Document text:
==============================

# Is he happy?



## Johnny Bravo (Jul 25, 2021)

I have had my smart cockatiel since July. He was adopted and has quite the repertoire of whistles and words (I think). He loves mirrors, I got him a larger one for Christmas and he hangs out next to it most of the day, he even sleeps next to it. If I leave the room, he calls out for me until I come back. He usually won't follow me, so I often bring the cage along if I'll be gone a while, if only to stop the noise!

I leave the cage open all of the time I am at home and awake. Sometimes he comes out and climbs to the top, but not always. He sometimes likes to ride on my head (yes I know he's not supposed to). He was using his fuzzy nest triangle as a mate. I removed it to clean it and have not replaced it. He has toys and sometimes plays with them. I have gotten him some new ones for the ones he destroyed.
He has a very large cage and has his flight wings. In the summer he sang to the wild birds outside. He sometimes steps up, especially if he doesn't like where he landed.

He seems quite happy, but I am not a very interactive pet person, I hang out next to him and talk to him to greet him. I can't whistle so I have him talk to my family over the phone every day and they will often whistle for him. Sometimes I'll play a video with whistling. He likes to have his head scratched so I give him those on demand, until my finger wants to fall off Lol. Sometimes I tap the cage when he is tapping it. I have a Cat that he gets along with, sometimes I think they have a silent friendship.

==============================

Directions:
a – List every activity that the cockatiel forum post says the bird does only sometimes.
b – Write a continuation of the cockatiel forum post, starting after its final sentence.

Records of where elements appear
==============================

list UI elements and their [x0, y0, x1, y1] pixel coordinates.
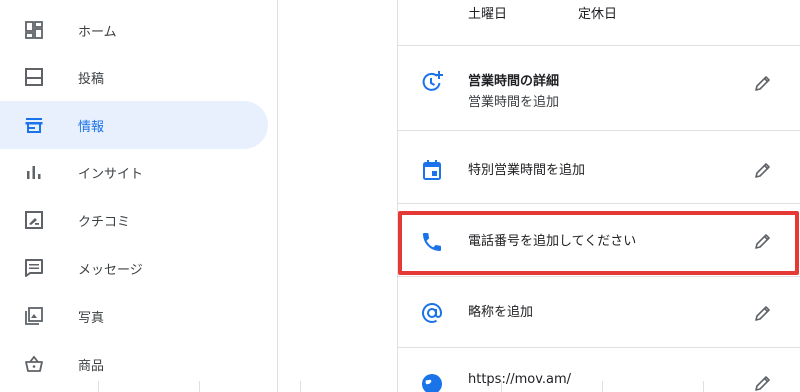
edit-pencil-icon[interactable]: [753, 231, 773, 251]
hours-detail-row[interactable]: 営業時間の詳細 営業時間を追加: [398, 46, 798, 130]
sidebar-item-insights[interactable]: インサイト: [0, 148, 268, 196]
hours-detail-title: 営業時間の詳細: [468, 74, 560, 89]
sidebar-item-label: メッセージ: [78, 262, 143, 278]
phone-row[interactable]: 電話番号を追加してください: [398, 211, 798, 275]
day-status: 定休日: [578, 7, 618, 22]
sidebar-item-label: 商品: [78, 358, 105, 374]
sidebar-item-label: インサイト: [78, 166, 144, 182]
row-divider: [398, 203, 800, 204]
sidebar: ホーム 投稿 情報 インサイト クチコミ メッセージ 写真 商品: [0, 0, 277, 392]
globe-icon: [422, 374, 442, 392]
edit-pencil-icon[interactable]: [753, 303, 773, 323]
sidebar-item-label: 投稿: [78, 71, 105, 87]
sidebar-item-label: ホーム: [78, 24, 117, 40]
sidebar-item-label: 情報: [78, 119, 105, 135]
calendar-icon: [423, 160, 441, 180]
sidebar-item-label: クチコミ: [78, 214, 131, 230]
at-sign-icon: [422, 303, 443, 323]
website-url: https://mov.am/: [468, 372, 572, 387]
short-name-label: 略称を追加: [468, 305, 534, 320]
sidebar-item-info[interactable]: 情報: [0, 101, 268, 149]
hours-row: 土曜日 定休日: [398, 0, 798, 40]
schedule-add-icon: [422, 71, 443, 91]
short-name-row[interactable]: 略称を追加: [398, 277, 798, 347]
special-hours-label: 特別営業時間を追加: [468, 163, 586, 178]
hours-detail-subtitle: 営業時間を追加: [468, 95, 560, 110]
sidebar-item-reviews[interactable]: クチコミ: [0, 196, 268, 244]
post-icon: [25, 68, 43, 86]
phone-icon: [423, 233, 441, 251]
sidebar-item-messages[interactable]: メッセージ: [0, 244, 268, 292]
sidebar-item-photos[interactable]: 写真: [0, 292, 268, 340]
sidebar-item-products[interactable]: 商品: [0, 340, 268, 388]
sidebar-item-posts[interactable]: 投稿: [0, 53, 268, 101]
storefront-icon: [25, 118, 43, 133]
website-row[interactable]: https://mov.am/: [398, 348, 798, 392]
edit-pencil-icon[interactable]: [753, 373, 773, 392]
bar-chart-icon: [27, 166, 41, 179]
review-icon: [25, 211, 43, 229]
special-hours-row[interactable]: 特別営業時間を追加: [398, 131, 798, 203]
message-icon: [25, 259, 43, 277]
sidebar-divider: [277, 0, 278, 392]
edit-pencil-icon[interactable]: [753, 73, 773, 93]
basket-icon: [25, 355, 43, 372]
scroll-tick: [300, 381, 301, 392]
scroll-tick: [98, 381, 99, 392]
day-label: 土曜日: [468, 7, 508, 22]
sidebar-item-home[interactable]: ホーム: [0, 6, 268, 54]
phone-label: 電話番号を追加してください: [468, 234, 637, 249]
photo-icon: [25, 307, 43, 325]
edit-pencil-icon[interactable]: [753, 160, 773, 180]
dashboard-icon: [25, 21, 43, 39]
scroll-tick: [199, 381, 200, 392]
sidebar-item-label: 写真: [78, 310, 105, 326]
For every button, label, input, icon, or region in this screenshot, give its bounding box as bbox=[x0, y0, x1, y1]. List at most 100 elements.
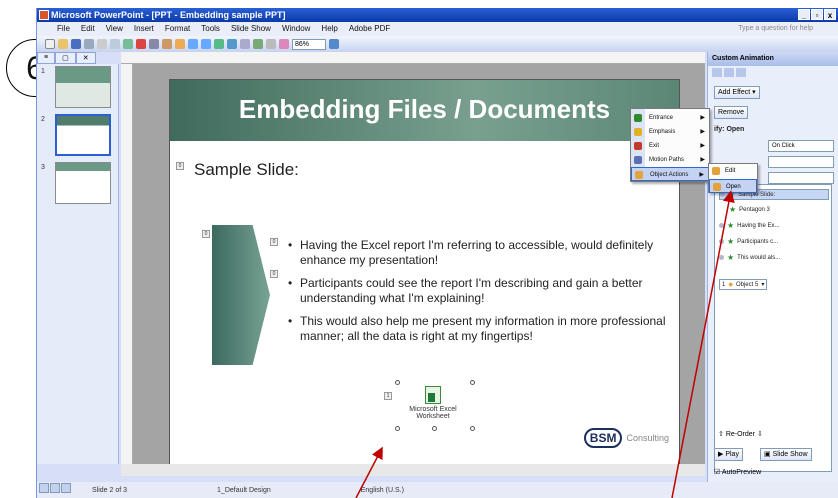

==============================

Outputs for the tasks:
a –
- Coming out of the cage and climbing to the top
- Riding on the poster's head
- Playing with his toys
- Stepping up

b –
So my question is should I get him a buddy? He's not picking his feathers or anything like that. He used to have a parakeet buddy but he bullied him so the rescue separated them. I just worry about his Mirror addiction, he's very protective of it when I am trying to clean it. I would rather not get another pet, I love him but am not a very playful pet person.

Sorry for the long post.


----------



## Atiq (Jan 6, 2022)

Sounds like he’s happy, does he puff up its face and grind its beak? That’s usually a good sign. But I’m sure a buddy will provide him with additional companionship as long as they’re introduced properly.


----------



## Johnny Bravo (Jul 25, 2021)

He doesn't do either of those things. But he does puff all of his feathers out every so often and wag his tail. Heals I likes to band his beak.


----------



## Atiq (Jan 6, 2022)

I think a friend can be great for him regardless, but maybe also doing more step up training and getting him used to eating out of your hand would be great as well. I found that once my cockatiel got comfortable eating out of my hand the behaviour changed quite a bit.


----------



## mel&sydney07 (12 mo ago)

tail wagging is a happy sign!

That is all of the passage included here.